### WORK INSTRUCTIONS
Give back exactly the lines running from the line with "Extract all readable text from this page." to the end of the entries, and only those lines.
======== THE INPUT ========
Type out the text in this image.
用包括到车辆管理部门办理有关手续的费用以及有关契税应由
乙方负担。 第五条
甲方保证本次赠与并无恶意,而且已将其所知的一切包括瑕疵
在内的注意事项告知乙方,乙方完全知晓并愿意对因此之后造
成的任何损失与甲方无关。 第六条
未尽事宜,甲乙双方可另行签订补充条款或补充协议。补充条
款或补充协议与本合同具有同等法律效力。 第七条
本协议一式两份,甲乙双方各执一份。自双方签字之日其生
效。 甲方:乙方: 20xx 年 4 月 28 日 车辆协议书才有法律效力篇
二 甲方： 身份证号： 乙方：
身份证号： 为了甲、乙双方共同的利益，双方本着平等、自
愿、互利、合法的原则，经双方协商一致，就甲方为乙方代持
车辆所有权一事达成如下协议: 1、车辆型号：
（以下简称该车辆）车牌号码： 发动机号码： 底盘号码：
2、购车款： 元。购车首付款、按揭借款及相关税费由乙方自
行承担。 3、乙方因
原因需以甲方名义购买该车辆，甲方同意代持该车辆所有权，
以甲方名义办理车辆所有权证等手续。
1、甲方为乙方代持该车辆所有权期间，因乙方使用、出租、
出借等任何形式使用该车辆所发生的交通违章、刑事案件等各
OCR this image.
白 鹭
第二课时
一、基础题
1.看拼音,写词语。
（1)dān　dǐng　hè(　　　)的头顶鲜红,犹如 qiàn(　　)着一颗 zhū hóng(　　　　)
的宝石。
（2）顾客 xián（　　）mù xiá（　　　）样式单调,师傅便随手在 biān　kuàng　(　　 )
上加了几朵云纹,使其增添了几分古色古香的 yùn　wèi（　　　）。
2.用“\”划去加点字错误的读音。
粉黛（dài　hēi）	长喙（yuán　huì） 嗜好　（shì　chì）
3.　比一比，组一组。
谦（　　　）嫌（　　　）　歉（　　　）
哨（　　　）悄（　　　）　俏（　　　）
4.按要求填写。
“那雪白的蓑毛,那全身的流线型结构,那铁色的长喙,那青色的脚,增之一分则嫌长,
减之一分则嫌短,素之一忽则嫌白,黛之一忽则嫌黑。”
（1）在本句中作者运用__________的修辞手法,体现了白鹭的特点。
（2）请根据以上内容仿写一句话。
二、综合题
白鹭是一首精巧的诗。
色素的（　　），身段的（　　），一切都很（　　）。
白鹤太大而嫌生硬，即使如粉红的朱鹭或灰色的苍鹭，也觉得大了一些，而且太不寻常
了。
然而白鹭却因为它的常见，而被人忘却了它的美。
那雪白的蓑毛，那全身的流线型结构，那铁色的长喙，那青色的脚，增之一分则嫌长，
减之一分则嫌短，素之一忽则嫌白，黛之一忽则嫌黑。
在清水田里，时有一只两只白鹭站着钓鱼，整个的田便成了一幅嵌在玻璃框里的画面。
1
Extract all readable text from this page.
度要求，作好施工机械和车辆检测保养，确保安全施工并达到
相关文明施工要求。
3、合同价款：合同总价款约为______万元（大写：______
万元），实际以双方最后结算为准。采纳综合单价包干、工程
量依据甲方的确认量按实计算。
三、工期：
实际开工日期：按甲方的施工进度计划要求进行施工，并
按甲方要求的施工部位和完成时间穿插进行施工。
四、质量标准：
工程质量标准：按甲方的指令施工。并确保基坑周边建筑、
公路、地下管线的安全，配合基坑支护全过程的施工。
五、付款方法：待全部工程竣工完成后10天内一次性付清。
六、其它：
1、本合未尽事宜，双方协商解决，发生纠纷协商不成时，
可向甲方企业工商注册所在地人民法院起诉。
========
### THE ANSWER
Extract all readable text from this page.
度要求，作好施工机械和车辆检测保养，确保安全施工并达到
相关文明施工要求。
3、合同价款：合同总价款约为______万元（大写：______
万元），实际以双方最后结算为准。采纳综合单价包干、工程
量依据甲方的确认量按实计算。
三、工期：
实际开工日期：按甲方的施工进度计划要求进行施工，并
按甲方要求的施工部位和完成时间穿插进行施工。
四、质量标准：
工程质量标准：按甲方的指令施工。并确保基坑周边建筑、
公路、地下管线的安全，配合基坑支护全过程的施工。
五、付款方法：待全部工程竣工完成后10天内一次性付清。
六、其它：
1、本合未尽事宜，双方协商解决，发生纠纷协商不成时，
可向甲方企业工商注册所在地人民法院起诉。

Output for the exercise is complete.